BEGIN Provided records

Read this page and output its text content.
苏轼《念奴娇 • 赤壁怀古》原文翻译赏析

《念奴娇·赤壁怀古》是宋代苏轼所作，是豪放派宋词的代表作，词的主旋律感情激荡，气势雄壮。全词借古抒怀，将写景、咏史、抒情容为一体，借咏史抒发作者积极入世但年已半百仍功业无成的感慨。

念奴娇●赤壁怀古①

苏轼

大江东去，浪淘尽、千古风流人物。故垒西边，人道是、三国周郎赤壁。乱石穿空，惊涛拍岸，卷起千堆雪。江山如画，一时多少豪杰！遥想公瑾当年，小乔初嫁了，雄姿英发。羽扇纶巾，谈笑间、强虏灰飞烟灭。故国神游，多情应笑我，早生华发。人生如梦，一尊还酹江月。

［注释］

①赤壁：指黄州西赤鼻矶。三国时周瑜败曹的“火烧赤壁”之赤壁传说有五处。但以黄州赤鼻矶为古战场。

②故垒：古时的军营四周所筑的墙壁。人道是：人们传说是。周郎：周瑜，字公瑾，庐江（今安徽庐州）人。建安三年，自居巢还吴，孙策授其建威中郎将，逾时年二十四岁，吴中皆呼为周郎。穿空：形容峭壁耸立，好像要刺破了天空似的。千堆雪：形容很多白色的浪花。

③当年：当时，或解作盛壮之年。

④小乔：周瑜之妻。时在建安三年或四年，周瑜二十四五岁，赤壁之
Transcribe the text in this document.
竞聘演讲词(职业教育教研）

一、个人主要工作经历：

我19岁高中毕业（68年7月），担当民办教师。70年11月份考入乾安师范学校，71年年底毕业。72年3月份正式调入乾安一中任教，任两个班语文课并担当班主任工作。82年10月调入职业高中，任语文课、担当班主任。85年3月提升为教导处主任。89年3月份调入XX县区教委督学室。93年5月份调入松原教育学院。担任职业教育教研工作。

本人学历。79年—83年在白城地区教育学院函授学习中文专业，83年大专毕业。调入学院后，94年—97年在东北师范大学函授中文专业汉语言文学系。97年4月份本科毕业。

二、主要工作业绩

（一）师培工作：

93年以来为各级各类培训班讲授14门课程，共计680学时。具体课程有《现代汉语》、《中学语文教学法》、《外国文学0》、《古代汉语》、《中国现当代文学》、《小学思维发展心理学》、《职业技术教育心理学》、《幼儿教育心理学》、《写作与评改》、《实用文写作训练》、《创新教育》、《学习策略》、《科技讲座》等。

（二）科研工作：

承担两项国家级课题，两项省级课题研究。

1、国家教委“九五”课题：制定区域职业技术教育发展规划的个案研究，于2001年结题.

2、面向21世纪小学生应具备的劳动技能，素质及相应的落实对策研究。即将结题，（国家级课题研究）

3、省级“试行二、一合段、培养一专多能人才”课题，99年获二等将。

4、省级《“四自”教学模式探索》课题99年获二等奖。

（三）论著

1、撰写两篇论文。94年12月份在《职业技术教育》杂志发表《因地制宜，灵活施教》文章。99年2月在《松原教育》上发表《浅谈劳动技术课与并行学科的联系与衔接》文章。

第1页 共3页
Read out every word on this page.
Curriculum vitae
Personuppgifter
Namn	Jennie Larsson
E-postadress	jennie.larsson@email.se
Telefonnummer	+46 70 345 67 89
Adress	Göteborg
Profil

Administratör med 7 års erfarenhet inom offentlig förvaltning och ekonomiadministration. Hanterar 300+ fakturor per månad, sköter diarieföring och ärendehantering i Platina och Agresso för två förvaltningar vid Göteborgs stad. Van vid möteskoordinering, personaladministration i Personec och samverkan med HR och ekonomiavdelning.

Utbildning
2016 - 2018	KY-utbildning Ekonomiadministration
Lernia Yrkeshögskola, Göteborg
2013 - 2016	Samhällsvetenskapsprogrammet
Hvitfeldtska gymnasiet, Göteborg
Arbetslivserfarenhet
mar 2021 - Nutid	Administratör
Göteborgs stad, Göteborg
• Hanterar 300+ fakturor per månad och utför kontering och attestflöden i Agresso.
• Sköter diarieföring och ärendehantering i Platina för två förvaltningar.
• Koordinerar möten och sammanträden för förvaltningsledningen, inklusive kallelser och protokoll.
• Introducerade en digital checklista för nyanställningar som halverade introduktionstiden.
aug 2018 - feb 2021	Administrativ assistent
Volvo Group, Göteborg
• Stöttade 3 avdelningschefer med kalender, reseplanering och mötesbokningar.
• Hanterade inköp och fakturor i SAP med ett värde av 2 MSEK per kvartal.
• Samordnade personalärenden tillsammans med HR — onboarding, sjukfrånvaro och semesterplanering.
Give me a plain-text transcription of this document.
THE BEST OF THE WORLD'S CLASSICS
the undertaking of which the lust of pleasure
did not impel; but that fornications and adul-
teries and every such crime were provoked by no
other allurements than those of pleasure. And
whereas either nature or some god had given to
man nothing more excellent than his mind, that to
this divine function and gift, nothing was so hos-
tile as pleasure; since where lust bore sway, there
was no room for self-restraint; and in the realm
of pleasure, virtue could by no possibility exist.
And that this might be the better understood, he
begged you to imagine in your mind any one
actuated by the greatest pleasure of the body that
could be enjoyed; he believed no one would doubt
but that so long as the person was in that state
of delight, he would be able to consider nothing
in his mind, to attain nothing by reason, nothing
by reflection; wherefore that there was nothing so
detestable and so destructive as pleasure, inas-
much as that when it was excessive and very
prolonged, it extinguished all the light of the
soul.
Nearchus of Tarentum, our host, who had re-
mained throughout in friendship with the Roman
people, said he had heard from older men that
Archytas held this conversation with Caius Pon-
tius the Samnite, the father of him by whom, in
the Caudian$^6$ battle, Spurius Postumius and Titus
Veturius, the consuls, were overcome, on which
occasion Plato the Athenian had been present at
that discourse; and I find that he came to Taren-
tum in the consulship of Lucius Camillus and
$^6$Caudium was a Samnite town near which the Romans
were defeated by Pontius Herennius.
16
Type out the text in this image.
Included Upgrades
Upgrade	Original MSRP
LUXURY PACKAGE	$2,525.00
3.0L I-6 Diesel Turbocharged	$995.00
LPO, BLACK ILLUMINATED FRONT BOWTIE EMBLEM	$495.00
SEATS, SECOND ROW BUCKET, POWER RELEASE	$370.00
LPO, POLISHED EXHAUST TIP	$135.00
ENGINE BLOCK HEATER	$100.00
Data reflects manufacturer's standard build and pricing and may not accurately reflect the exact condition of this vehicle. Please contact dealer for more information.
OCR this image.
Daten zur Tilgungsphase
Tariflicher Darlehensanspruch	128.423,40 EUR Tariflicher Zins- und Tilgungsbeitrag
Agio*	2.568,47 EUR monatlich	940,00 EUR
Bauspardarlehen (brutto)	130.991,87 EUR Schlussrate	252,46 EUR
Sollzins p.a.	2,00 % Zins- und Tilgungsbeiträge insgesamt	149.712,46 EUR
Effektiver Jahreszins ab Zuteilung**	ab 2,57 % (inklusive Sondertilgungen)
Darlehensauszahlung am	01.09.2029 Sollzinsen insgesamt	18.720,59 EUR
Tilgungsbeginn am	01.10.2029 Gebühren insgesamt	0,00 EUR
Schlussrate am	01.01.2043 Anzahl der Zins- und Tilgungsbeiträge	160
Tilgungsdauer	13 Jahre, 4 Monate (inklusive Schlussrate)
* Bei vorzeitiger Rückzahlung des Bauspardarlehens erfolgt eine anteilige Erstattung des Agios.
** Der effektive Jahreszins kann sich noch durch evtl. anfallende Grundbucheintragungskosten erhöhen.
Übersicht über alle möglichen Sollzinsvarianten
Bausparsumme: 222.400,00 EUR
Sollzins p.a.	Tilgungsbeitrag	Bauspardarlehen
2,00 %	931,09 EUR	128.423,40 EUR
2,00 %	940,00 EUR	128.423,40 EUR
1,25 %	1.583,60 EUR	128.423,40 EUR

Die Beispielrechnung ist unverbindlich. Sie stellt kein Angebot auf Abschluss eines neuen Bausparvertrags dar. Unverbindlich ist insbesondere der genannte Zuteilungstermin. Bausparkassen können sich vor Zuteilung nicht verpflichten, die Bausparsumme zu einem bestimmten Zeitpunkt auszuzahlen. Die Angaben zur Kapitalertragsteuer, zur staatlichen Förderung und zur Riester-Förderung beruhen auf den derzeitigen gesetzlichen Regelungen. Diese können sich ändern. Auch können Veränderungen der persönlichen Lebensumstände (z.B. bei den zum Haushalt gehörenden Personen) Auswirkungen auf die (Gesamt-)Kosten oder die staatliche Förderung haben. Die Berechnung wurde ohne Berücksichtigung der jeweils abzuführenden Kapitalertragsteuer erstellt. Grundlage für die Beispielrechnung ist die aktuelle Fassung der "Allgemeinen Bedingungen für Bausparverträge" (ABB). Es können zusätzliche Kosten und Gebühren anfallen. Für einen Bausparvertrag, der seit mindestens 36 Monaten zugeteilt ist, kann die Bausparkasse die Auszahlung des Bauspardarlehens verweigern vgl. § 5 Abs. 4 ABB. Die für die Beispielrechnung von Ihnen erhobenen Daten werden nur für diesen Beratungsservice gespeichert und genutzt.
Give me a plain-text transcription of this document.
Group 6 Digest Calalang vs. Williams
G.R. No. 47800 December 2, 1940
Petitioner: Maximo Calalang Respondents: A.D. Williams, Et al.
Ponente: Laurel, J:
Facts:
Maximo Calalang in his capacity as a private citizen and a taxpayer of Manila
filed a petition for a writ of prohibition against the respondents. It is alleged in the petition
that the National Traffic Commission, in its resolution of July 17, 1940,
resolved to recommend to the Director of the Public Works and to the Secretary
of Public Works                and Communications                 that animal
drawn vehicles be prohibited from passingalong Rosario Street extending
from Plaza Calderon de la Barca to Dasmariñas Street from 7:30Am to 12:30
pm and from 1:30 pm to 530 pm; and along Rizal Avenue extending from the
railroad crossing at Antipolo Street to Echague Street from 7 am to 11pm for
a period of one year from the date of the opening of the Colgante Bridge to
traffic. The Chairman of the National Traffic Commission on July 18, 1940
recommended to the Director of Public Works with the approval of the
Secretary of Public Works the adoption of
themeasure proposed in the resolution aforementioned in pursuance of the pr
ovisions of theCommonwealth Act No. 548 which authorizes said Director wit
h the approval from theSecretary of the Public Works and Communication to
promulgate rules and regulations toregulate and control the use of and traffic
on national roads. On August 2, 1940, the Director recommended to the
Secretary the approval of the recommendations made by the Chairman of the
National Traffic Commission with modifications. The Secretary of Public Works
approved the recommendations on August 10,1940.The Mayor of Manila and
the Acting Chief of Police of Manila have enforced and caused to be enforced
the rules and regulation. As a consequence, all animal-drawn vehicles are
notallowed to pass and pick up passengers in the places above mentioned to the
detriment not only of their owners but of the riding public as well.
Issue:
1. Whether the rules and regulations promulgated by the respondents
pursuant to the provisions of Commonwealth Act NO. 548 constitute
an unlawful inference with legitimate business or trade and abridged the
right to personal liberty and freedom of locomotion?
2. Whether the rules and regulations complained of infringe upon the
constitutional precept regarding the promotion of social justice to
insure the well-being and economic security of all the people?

END Provided records

Short exercise:
Return solely the number of lines in the data that include the word "well".

Exercise response:
2